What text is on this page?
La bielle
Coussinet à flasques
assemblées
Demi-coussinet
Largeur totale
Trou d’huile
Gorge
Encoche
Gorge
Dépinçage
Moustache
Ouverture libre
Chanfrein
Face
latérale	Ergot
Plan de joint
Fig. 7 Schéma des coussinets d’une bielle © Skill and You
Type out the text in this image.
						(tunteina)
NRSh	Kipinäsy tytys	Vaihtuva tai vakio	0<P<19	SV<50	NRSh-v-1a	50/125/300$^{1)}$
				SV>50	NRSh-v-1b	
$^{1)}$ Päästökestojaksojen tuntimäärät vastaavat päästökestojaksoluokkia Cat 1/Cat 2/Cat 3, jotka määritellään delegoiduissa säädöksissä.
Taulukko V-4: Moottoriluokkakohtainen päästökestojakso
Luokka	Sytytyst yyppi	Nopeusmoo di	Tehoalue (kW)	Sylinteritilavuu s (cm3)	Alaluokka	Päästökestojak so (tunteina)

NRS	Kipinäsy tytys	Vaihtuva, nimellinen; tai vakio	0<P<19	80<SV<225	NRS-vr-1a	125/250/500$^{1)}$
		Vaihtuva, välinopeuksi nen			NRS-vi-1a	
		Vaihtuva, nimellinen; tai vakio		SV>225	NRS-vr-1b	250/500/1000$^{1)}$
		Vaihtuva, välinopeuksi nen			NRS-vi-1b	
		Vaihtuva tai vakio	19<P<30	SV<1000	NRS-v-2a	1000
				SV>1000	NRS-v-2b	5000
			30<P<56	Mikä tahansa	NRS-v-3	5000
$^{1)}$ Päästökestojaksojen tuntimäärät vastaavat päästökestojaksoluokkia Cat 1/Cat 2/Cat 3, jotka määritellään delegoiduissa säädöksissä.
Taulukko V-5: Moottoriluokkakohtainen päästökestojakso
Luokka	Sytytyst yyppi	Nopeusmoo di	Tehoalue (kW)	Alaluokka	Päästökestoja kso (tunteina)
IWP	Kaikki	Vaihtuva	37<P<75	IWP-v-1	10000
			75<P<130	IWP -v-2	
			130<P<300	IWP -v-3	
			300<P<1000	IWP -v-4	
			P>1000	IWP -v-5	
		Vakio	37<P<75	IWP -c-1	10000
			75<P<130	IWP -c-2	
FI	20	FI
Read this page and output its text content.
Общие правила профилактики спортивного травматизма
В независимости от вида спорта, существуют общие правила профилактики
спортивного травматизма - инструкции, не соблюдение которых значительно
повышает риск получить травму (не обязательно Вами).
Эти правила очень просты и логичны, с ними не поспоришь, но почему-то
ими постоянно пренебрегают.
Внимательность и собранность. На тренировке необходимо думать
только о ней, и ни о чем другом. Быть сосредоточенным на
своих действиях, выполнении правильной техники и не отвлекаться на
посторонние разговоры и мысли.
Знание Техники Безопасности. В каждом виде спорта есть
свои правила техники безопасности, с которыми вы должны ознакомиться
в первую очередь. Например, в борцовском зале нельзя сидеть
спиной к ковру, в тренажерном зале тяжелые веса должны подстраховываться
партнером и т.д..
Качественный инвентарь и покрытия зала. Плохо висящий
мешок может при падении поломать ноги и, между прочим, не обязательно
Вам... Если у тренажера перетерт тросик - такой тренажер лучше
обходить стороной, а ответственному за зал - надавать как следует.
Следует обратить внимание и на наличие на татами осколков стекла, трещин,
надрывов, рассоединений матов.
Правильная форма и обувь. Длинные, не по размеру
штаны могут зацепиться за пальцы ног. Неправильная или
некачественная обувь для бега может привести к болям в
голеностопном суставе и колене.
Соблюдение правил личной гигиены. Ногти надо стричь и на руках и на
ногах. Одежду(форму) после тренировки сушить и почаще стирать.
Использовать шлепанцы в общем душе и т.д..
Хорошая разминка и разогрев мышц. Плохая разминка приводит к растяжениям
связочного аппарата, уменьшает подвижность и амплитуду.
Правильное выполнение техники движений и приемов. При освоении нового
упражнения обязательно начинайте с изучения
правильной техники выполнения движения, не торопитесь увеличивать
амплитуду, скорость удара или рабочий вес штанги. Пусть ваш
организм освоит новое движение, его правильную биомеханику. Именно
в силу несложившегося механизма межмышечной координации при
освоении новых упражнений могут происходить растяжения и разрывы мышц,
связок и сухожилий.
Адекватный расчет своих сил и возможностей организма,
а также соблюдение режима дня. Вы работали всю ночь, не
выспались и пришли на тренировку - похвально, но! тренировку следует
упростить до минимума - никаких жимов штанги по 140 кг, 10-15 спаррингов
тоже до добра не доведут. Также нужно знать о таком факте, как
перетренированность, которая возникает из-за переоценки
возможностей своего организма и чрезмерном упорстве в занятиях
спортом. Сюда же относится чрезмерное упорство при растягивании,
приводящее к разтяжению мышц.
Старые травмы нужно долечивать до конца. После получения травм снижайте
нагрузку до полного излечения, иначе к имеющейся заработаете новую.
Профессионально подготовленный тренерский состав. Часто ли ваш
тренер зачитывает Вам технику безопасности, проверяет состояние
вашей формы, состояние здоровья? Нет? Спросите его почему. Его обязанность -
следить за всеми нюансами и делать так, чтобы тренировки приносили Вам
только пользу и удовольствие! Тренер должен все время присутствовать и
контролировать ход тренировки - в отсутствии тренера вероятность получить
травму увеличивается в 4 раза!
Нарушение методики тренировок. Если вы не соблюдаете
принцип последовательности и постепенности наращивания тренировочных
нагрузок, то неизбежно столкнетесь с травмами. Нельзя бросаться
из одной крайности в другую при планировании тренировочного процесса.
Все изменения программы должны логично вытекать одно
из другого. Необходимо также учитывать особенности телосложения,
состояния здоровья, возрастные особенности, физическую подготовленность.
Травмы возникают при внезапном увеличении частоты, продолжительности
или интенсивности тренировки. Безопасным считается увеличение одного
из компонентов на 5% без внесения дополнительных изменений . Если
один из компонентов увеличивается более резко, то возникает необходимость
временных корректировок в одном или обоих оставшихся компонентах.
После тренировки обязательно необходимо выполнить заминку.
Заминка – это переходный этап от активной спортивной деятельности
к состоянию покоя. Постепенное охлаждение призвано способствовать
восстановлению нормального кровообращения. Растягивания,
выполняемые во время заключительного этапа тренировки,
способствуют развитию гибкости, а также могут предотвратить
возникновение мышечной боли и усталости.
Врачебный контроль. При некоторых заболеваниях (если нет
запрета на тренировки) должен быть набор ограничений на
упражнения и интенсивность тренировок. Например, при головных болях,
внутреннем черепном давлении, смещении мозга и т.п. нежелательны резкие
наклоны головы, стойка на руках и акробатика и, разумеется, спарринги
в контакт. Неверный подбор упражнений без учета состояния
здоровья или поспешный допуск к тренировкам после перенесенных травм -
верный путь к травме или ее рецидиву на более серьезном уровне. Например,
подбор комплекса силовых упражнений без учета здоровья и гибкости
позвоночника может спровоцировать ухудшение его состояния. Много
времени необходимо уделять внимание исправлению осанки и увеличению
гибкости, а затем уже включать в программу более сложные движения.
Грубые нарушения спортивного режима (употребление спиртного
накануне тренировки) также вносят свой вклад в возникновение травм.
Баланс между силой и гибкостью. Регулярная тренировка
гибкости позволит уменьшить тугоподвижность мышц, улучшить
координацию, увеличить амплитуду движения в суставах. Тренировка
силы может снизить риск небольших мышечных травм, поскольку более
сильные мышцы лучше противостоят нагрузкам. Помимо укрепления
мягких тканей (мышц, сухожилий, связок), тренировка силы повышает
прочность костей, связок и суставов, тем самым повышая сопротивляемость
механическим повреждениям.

What is required ->
Pick out the lines that have the word "компонентов". Copy them all.

Full response ->
из компонентов на 5% без внесения дополнительных изменений . Если
один из компонентов увеличивается более резко, то возникает необходимость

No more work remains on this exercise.